[Entries with figure data]
-- START --

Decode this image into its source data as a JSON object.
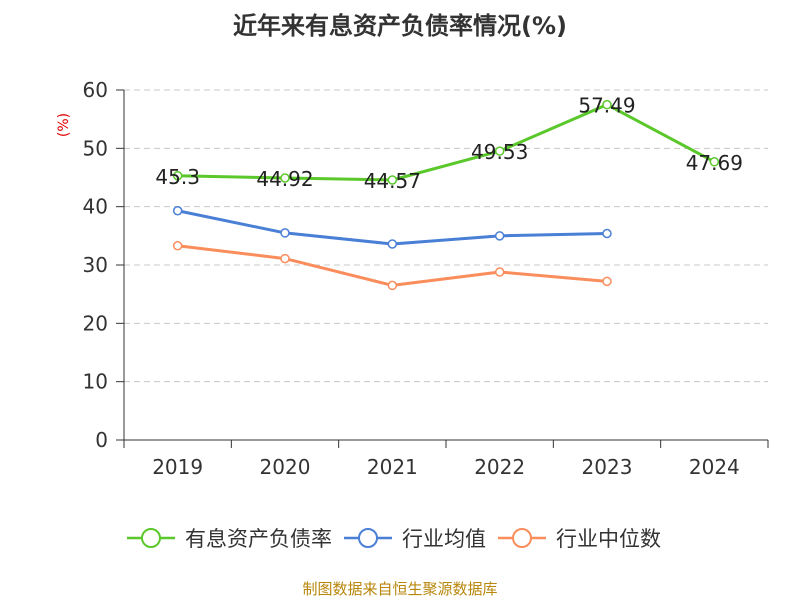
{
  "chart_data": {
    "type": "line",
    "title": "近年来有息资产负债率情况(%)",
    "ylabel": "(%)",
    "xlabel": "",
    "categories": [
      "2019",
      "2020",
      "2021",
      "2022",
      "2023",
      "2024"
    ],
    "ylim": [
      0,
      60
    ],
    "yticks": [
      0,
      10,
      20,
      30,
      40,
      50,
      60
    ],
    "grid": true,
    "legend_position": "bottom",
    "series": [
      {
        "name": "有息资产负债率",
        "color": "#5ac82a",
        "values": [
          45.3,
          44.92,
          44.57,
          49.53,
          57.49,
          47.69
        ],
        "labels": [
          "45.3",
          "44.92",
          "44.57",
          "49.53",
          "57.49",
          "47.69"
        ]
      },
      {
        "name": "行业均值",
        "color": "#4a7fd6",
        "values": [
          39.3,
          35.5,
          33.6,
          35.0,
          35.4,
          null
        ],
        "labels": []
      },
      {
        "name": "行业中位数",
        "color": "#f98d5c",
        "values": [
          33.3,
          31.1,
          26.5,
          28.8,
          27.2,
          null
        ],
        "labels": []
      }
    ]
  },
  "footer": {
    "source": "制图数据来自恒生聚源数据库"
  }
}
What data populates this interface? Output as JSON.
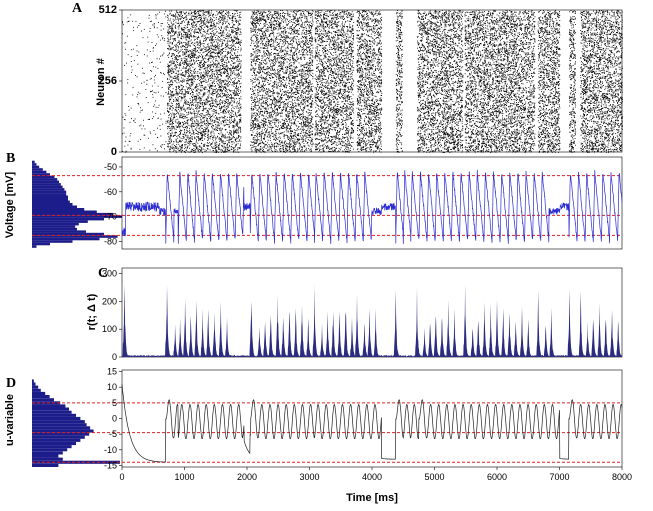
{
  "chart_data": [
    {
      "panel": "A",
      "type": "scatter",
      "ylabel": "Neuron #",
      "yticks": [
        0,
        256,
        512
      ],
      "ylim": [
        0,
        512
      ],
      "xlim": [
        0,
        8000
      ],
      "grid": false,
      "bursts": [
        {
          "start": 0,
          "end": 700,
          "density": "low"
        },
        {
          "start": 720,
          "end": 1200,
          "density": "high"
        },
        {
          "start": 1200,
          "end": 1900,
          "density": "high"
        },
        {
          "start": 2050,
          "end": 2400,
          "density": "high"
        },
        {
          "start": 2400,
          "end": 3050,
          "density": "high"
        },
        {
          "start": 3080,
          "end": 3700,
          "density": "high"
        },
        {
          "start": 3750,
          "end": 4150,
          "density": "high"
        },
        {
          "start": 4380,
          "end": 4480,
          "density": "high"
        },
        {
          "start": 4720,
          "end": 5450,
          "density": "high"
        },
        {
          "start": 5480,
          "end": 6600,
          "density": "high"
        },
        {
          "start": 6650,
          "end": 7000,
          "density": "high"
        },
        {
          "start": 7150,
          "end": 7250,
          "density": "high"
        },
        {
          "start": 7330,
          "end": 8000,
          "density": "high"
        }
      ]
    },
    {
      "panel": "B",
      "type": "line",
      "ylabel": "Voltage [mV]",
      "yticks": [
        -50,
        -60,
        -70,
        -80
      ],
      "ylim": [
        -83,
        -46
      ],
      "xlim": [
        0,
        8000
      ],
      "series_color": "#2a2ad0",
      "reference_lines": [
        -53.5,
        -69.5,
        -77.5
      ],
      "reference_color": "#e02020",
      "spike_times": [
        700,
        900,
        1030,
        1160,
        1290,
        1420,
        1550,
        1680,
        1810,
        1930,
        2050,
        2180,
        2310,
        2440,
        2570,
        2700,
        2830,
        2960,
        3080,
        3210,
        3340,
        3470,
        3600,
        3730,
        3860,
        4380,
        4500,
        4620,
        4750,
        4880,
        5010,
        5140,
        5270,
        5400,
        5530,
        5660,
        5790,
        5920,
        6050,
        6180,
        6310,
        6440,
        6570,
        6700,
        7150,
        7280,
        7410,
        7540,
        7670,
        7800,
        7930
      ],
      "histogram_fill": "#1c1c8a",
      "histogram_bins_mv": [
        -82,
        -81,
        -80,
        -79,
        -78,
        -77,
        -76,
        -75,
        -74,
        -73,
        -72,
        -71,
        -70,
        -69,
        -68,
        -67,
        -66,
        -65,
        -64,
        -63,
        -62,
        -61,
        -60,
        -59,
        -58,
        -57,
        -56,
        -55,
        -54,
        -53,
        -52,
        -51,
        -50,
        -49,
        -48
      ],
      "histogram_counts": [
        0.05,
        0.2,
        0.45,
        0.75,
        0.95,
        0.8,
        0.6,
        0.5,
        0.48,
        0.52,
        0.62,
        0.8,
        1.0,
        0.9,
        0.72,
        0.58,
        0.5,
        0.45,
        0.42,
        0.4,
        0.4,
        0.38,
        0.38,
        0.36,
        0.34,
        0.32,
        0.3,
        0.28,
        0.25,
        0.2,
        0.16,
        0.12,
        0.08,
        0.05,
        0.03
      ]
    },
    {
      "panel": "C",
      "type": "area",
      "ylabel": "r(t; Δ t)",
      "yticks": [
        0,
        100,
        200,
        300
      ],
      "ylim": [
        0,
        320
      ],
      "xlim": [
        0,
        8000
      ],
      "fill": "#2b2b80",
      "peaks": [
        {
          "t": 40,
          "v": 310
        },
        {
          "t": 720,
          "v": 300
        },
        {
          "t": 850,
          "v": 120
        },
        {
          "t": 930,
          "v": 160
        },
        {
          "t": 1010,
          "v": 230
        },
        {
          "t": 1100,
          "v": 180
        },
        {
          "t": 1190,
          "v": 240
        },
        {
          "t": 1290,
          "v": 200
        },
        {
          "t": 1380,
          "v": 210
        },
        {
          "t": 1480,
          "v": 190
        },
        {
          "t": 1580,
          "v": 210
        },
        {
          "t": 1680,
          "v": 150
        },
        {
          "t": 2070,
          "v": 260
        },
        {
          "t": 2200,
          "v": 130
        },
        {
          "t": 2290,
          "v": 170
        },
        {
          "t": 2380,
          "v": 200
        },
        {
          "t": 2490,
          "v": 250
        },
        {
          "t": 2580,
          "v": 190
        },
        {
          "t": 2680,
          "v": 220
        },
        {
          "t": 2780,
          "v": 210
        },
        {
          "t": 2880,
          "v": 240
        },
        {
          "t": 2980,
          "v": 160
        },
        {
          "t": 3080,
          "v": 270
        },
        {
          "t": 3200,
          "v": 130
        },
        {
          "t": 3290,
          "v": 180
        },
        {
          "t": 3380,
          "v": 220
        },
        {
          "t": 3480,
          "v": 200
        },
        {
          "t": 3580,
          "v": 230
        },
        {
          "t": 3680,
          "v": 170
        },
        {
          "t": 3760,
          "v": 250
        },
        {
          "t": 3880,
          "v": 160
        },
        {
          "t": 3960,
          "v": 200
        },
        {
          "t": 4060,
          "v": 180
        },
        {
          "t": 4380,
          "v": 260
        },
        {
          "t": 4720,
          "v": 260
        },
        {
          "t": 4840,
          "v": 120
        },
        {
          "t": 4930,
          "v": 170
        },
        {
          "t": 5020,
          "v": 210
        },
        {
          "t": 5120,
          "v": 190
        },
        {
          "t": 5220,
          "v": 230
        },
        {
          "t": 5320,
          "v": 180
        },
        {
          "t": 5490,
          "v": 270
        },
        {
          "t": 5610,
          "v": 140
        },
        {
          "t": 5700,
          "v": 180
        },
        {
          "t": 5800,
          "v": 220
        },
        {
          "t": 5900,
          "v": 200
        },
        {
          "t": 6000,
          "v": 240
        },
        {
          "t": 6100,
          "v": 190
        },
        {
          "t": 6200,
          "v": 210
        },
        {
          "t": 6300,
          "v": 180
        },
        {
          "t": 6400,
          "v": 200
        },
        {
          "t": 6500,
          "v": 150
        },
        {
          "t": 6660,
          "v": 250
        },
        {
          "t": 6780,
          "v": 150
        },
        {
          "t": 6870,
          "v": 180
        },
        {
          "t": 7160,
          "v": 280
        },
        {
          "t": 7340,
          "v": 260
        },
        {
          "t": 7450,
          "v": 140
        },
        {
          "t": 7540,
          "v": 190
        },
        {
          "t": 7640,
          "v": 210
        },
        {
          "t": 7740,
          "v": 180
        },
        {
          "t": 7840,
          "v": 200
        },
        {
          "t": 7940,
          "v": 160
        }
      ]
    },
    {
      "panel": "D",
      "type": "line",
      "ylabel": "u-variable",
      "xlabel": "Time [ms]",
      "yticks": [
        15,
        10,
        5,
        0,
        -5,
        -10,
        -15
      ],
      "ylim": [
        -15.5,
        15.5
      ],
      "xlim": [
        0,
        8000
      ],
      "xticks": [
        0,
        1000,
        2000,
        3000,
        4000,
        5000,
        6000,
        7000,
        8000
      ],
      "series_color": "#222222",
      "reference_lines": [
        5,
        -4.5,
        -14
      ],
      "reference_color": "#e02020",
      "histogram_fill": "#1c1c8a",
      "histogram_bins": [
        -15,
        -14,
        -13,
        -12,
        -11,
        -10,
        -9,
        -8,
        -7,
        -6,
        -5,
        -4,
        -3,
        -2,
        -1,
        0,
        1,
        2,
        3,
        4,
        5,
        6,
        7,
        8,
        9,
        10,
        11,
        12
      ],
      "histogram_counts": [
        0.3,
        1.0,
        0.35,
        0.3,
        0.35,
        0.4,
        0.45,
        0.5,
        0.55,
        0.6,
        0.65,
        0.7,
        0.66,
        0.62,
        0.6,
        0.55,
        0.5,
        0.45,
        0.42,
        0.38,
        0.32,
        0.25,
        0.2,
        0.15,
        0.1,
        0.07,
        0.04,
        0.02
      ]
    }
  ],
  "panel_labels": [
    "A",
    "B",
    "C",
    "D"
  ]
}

-- END --
-- START --

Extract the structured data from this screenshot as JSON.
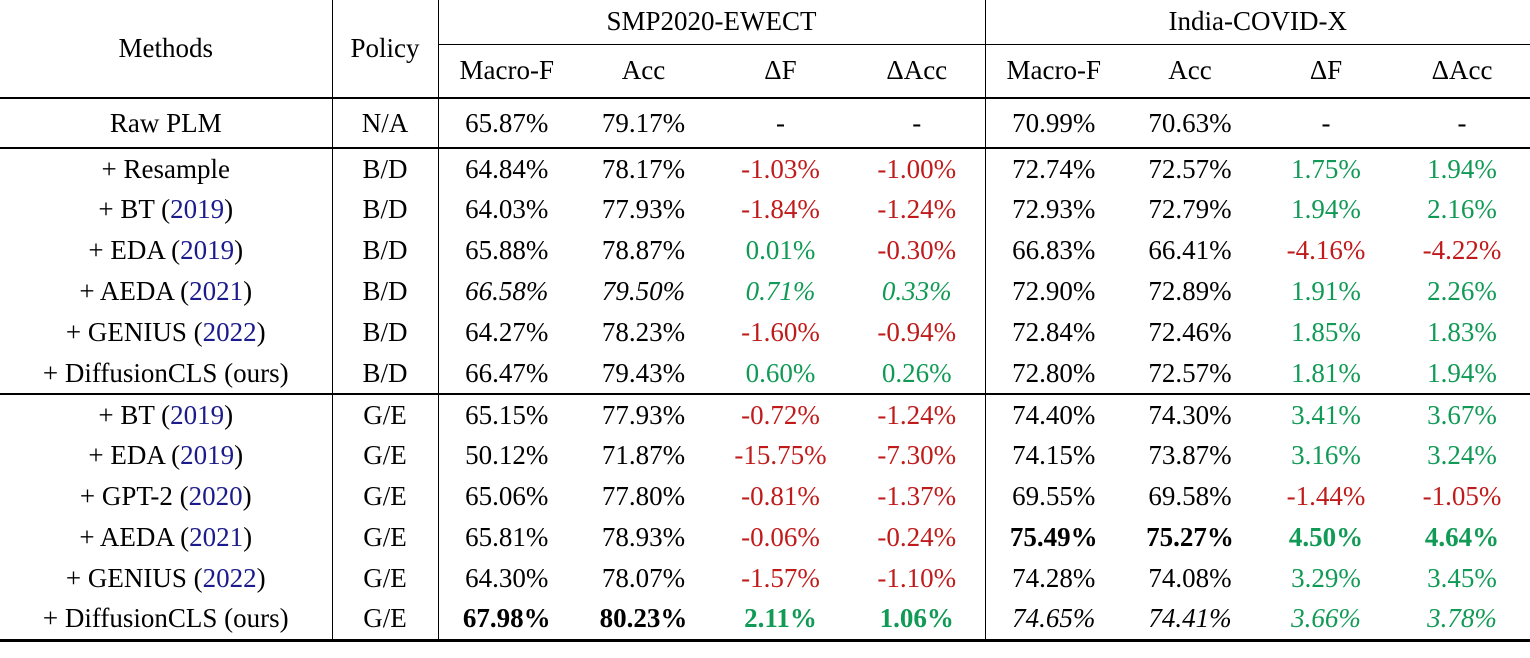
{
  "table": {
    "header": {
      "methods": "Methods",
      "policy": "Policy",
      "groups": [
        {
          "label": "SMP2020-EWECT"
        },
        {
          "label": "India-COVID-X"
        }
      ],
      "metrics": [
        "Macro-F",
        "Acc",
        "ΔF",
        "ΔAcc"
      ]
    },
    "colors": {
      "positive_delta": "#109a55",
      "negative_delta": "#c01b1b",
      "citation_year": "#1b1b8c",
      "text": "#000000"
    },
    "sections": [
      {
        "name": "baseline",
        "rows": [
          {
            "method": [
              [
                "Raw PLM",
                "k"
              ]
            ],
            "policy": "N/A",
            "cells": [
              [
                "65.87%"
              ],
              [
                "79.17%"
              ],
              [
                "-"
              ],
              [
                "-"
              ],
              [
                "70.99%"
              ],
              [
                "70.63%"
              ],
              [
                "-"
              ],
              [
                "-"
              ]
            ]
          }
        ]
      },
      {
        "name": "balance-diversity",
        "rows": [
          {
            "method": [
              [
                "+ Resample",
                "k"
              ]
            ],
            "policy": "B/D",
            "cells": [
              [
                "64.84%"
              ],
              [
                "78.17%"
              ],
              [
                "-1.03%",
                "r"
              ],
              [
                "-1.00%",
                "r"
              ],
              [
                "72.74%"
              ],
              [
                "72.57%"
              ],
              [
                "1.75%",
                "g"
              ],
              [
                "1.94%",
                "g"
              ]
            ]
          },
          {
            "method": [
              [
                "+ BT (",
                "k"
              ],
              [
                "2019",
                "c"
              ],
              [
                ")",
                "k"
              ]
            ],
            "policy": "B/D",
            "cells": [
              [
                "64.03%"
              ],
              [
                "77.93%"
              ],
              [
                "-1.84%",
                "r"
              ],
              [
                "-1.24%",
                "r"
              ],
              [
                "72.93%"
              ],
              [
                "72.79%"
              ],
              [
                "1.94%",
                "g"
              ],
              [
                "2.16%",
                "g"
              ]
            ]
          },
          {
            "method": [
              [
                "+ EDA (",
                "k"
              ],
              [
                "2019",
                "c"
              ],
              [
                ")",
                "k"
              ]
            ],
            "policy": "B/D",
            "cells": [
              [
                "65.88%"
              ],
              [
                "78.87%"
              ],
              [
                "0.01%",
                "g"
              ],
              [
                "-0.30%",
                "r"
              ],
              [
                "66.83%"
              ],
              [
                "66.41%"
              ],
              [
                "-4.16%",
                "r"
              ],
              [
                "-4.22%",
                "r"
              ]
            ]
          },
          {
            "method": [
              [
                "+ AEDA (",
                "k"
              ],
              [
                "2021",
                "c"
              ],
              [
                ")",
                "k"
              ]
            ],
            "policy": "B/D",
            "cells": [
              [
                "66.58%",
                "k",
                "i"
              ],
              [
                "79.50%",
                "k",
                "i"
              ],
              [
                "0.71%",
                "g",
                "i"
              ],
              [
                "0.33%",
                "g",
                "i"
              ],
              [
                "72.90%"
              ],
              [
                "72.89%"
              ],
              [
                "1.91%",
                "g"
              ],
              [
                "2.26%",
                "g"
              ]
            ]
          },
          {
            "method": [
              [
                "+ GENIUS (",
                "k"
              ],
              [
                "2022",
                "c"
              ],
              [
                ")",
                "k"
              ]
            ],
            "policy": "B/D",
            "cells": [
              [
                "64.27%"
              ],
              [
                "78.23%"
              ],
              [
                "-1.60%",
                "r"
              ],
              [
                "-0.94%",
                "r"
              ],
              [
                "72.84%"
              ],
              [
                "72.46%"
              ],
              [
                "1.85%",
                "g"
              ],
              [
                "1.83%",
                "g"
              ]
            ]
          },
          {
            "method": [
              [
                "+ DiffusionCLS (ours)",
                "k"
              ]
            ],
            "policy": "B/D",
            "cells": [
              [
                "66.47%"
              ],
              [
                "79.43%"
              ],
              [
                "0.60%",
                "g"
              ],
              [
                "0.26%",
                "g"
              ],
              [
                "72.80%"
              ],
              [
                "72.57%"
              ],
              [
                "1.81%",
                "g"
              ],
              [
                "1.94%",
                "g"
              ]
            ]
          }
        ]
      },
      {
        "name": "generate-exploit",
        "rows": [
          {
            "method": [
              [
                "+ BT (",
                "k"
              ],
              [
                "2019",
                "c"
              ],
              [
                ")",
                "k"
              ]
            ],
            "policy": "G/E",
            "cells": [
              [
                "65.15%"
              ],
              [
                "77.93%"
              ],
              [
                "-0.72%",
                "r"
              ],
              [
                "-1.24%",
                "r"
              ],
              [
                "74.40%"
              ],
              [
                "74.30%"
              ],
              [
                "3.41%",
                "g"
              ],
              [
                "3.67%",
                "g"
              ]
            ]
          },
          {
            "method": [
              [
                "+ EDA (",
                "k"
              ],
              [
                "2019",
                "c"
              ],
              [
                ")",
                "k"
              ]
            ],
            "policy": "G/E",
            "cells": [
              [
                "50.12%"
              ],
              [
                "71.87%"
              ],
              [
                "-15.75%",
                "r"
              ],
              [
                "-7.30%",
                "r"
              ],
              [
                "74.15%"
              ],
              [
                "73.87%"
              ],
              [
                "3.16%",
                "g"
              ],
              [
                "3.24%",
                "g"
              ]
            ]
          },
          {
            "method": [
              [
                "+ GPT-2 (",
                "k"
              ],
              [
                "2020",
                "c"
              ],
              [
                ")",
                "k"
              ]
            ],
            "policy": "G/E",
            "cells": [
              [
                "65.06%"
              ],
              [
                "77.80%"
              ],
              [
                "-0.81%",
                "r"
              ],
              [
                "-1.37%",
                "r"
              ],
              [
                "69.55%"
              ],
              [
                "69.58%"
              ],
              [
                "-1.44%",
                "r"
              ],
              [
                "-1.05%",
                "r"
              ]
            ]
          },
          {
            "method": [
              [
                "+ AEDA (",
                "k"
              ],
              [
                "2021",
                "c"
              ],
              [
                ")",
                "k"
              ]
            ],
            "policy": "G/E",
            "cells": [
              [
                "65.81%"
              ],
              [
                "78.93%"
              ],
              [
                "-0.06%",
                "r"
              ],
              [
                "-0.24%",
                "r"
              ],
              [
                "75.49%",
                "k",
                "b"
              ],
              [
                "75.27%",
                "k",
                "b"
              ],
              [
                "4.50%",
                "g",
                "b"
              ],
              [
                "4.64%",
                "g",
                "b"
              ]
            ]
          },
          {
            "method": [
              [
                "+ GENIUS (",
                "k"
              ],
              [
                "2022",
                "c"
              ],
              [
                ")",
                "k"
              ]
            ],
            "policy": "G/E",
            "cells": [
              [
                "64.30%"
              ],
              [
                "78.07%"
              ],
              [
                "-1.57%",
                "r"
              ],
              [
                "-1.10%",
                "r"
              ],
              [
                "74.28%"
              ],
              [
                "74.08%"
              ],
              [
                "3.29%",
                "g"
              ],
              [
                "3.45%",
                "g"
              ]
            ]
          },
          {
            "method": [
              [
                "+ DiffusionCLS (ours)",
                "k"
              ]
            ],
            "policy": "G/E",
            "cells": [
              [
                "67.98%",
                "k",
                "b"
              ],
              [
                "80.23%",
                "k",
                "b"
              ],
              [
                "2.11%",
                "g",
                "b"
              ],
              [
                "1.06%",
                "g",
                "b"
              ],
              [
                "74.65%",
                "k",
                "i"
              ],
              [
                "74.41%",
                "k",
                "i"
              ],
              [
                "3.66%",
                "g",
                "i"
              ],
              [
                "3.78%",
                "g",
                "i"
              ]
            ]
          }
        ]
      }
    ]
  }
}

-- END --

> _PROBLEM TO WORK ON_
Show all lines from the records above where the word "source" occurs.

> _EXERCISE OUTPUT_
Decode this image into its source data as a JSON object.
    "source": "制图数据来自恒生聚源数据库"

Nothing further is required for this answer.